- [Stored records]
┌──
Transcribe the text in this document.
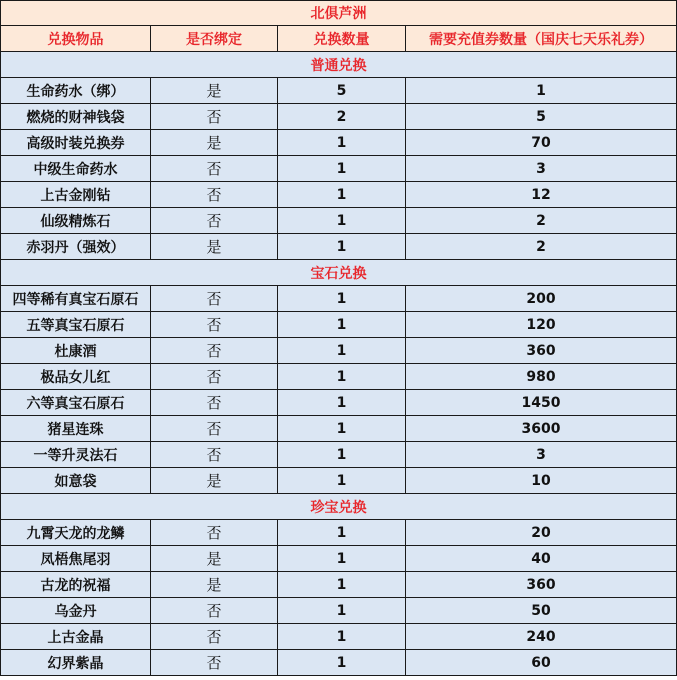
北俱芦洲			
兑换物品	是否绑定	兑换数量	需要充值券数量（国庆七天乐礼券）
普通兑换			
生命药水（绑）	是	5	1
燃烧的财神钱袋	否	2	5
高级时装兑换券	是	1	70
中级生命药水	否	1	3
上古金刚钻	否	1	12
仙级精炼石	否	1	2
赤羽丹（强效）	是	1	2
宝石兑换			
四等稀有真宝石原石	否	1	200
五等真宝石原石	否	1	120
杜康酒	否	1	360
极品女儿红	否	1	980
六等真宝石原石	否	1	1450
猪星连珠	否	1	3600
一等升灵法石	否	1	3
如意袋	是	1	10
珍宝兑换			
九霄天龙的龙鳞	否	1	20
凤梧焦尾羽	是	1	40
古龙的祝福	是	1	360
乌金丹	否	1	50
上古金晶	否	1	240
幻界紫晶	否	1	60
└──
┌──
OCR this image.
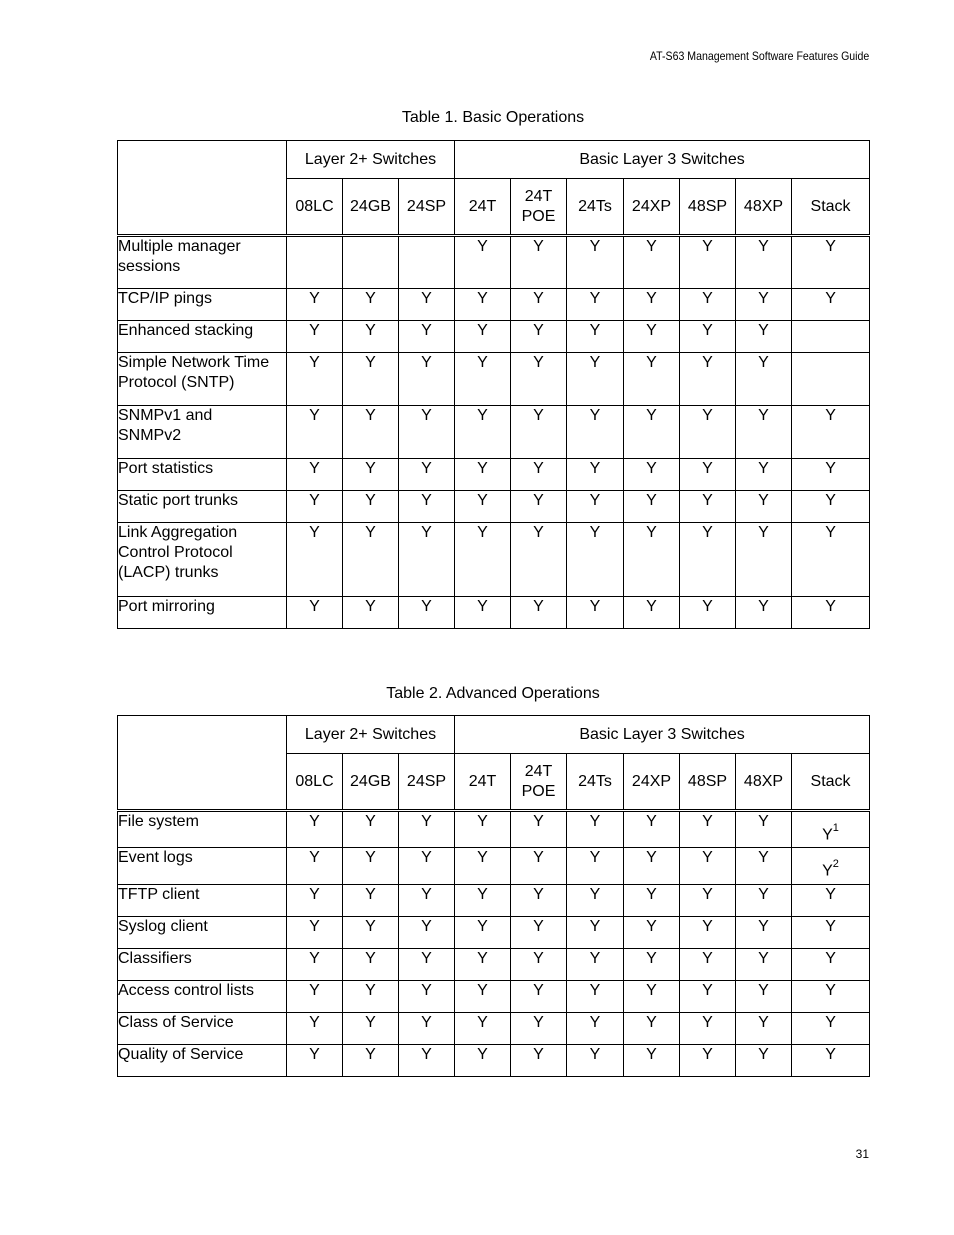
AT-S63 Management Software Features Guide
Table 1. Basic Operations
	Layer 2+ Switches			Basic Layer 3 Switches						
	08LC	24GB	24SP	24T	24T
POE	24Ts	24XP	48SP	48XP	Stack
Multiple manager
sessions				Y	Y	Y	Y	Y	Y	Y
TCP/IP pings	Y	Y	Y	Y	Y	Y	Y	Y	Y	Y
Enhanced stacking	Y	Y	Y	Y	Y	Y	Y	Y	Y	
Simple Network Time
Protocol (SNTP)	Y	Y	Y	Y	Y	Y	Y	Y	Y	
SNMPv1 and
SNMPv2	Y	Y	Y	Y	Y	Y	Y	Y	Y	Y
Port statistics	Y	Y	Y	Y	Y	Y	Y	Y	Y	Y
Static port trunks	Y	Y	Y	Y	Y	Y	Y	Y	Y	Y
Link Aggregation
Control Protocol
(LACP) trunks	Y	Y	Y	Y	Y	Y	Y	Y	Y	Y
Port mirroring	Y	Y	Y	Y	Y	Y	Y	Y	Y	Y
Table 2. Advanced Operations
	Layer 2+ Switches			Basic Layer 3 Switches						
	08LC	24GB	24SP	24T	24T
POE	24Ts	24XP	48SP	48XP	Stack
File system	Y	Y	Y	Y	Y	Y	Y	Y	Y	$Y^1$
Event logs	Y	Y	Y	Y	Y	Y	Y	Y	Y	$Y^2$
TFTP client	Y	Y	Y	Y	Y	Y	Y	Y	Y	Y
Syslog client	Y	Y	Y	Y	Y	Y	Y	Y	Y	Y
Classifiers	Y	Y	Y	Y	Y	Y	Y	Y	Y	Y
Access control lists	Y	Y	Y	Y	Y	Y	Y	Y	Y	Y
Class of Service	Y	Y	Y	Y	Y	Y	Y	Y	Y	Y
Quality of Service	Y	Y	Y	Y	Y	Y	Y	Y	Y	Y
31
└──
- [Task goal]
Tally the lines in the entries above that hold the word "Protocol". Reply with nothing but that count.

- [Answer for this exercise]
2